Stored data:
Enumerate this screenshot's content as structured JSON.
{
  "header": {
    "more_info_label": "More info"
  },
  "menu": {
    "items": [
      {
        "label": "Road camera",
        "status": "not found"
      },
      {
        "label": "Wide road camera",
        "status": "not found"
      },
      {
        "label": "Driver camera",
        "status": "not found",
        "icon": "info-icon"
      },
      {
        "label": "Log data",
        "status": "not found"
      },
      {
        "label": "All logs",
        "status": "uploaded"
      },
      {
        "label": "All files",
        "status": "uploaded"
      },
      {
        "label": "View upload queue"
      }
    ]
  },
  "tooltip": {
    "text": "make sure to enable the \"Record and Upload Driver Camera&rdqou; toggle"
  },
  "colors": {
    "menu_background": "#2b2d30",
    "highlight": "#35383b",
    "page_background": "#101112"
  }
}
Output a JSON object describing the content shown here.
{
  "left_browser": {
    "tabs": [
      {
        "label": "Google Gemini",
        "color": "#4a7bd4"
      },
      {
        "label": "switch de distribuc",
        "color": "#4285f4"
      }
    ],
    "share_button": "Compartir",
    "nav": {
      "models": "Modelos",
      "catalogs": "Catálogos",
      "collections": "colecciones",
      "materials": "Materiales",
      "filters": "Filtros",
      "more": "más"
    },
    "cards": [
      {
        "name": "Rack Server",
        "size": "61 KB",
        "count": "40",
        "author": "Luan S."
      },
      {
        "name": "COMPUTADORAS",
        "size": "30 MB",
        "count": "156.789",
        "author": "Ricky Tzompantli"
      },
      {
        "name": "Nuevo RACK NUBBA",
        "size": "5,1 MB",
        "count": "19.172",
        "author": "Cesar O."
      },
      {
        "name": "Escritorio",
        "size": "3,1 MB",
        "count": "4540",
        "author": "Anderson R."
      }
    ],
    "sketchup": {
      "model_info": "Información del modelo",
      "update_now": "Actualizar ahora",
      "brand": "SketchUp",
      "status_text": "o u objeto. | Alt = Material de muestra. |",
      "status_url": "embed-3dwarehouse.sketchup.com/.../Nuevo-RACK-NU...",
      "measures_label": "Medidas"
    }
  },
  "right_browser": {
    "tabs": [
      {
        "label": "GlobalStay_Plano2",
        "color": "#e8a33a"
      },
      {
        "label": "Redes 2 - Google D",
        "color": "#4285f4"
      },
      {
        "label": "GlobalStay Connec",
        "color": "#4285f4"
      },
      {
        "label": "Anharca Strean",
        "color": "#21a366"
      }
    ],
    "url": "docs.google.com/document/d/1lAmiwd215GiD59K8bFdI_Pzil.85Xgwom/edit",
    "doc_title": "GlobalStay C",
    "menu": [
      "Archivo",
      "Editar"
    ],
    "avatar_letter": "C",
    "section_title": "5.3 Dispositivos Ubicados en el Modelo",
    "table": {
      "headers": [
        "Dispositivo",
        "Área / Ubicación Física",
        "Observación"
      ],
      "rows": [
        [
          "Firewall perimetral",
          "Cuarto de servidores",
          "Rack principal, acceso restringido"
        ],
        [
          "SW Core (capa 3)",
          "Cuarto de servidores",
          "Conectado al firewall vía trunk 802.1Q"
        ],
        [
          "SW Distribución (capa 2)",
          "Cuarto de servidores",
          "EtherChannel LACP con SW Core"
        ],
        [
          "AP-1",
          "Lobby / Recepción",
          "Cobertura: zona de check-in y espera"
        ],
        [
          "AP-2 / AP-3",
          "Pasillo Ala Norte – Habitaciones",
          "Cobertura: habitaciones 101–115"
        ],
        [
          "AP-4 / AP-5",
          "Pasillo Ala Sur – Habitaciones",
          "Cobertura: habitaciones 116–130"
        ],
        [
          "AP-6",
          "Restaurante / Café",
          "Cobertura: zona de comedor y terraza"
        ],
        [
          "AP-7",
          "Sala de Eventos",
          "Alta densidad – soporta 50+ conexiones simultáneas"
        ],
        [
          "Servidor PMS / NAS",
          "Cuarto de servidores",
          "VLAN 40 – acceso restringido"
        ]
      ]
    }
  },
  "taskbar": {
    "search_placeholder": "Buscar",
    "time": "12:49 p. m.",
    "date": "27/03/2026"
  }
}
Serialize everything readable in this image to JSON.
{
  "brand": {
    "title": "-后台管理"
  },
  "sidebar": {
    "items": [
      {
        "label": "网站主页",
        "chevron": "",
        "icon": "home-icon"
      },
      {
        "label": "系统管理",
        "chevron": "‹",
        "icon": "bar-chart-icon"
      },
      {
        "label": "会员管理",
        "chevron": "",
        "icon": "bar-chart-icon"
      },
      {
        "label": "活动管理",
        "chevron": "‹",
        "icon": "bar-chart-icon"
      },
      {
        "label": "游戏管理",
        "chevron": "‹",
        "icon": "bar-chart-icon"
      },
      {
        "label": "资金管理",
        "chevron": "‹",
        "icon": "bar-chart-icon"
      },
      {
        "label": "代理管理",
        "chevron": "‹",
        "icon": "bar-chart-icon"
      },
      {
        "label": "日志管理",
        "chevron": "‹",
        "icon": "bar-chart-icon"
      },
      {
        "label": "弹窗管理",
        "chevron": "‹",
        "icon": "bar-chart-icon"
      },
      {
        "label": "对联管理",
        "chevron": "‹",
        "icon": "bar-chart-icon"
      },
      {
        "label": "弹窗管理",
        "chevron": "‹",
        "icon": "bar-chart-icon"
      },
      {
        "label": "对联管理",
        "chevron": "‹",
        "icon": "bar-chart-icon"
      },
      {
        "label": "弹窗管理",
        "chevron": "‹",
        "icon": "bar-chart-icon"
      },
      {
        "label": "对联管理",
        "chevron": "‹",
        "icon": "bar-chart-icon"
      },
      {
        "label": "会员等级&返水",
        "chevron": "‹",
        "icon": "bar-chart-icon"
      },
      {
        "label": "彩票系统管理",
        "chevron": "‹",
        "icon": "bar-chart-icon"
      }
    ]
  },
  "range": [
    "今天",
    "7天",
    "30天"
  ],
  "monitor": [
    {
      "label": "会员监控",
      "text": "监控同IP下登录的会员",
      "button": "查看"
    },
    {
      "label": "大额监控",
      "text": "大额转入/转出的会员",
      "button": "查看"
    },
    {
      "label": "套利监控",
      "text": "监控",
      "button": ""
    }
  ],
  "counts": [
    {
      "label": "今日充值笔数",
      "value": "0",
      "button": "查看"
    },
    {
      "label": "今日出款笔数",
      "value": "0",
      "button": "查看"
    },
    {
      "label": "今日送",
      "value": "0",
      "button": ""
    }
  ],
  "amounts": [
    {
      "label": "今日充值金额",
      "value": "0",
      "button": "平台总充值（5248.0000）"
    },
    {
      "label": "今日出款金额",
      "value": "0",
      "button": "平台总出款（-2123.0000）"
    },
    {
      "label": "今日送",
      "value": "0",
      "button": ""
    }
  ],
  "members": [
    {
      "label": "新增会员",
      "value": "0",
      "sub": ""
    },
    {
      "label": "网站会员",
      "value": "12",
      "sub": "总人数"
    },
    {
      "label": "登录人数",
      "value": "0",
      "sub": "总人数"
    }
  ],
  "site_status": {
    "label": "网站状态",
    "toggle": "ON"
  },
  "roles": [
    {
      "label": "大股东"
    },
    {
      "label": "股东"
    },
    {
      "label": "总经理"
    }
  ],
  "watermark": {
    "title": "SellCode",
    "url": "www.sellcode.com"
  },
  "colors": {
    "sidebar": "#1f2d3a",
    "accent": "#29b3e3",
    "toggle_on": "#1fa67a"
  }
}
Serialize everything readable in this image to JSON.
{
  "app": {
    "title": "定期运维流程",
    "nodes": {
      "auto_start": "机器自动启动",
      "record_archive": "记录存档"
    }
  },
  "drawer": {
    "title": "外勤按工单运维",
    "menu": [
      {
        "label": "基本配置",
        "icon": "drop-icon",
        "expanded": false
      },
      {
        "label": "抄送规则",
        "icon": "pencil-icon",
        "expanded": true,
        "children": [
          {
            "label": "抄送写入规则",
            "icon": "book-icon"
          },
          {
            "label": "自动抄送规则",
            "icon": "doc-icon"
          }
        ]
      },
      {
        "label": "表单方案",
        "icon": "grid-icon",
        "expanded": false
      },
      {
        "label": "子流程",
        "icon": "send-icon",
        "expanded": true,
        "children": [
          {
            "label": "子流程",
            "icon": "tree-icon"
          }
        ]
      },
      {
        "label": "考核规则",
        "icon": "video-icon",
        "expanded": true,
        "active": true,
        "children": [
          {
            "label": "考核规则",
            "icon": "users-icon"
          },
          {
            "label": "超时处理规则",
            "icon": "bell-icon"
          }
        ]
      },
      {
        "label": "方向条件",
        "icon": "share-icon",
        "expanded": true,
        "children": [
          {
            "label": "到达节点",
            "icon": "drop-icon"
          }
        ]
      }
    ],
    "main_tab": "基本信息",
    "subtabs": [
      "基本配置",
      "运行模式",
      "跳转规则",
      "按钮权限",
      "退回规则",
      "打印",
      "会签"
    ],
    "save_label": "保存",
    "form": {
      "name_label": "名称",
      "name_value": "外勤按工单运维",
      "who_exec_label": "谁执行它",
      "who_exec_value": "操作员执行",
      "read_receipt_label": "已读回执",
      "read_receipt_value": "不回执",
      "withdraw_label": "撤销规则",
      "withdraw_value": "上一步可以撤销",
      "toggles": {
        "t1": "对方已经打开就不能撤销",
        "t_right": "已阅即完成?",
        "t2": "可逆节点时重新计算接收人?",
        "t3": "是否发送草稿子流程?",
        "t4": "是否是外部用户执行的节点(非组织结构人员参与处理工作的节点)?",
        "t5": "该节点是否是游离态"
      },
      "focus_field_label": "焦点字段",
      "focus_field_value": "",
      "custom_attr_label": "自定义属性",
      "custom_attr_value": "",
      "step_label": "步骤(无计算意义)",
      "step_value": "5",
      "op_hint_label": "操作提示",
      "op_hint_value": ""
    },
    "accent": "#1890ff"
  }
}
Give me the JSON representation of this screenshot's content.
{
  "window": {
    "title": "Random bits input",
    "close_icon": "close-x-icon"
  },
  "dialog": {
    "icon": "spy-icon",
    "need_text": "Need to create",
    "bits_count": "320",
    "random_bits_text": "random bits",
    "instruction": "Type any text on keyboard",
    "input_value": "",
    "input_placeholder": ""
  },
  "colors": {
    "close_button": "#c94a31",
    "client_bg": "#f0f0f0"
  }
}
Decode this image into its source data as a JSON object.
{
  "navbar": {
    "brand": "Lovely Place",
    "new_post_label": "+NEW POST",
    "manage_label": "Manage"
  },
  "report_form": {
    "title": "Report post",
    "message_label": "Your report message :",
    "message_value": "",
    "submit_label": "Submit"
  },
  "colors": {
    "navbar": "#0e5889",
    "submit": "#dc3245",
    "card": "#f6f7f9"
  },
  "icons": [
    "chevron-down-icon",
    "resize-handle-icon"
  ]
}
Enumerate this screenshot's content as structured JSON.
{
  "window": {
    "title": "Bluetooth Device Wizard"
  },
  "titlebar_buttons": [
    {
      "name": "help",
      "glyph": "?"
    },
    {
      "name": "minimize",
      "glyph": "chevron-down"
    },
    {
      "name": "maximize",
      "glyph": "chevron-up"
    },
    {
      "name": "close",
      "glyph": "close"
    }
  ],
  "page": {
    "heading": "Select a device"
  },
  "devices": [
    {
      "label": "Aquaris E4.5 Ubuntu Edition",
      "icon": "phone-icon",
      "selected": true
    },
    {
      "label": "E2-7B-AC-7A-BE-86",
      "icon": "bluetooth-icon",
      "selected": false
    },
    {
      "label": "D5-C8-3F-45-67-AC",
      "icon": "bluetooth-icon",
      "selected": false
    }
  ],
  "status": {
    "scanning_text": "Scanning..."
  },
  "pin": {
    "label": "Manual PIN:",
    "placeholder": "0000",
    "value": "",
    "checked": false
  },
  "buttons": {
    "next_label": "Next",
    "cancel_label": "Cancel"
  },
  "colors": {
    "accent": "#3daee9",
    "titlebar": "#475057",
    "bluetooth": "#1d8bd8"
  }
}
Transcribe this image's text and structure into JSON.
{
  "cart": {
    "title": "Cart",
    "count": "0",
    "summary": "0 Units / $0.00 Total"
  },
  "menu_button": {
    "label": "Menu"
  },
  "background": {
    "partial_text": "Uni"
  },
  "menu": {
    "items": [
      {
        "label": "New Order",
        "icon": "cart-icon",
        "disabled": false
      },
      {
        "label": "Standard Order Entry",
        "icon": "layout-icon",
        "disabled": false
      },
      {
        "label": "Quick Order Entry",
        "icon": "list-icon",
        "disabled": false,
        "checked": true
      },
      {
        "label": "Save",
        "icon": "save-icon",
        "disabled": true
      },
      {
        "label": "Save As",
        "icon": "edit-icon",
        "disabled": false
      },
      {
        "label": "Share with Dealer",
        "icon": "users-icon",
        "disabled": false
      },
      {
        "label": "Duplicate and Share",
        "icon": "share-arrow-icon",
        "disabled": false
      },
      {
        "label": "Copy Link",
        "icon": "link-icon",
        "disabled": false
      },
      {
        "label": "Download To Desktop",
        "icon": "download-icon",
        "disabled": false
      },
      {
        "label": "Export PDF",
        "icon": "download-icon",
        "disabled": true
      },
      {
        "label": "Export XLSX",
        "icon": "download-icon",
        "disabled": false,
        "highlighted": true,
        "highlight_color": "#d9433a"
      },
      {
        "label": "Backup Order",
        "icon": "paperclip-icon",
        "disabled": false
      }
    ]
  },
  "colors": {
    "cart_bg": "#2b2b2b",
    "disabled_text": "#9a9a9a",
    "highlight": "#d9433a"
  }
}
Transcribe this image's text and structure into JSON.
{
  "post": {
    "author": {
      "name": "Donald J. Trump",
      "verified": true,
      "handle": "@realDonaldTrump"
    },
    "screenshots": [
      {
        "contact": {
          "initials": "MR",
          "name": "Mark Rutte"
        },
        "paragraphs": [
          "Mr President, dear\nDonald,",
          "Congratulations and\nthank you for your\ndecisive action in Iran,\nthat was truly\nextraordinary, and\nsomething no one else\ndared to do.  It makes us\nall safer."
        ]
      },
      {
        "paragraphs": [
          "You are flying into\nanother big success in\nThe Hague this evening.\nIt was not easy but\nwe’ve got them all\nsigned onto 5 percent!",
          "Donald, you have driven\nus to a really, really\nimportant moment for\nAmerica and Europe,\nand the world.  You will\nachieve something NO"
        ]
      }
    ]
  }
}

PROBLEM DESCRIPTION:
Pull out all lines containing the word "into" from the entries above.

CORRECT OUTPUT:
Decode this image into its source data as a JSON object.
Transcribe this image's text and structure into JSON.
Transcribe this image's text and structure into JSON.
          "You are flying into\nanother big success in\nThe Hague this evening.\nIt was not easy but\nwe’ve got them all\nsigned onto 5 percent!",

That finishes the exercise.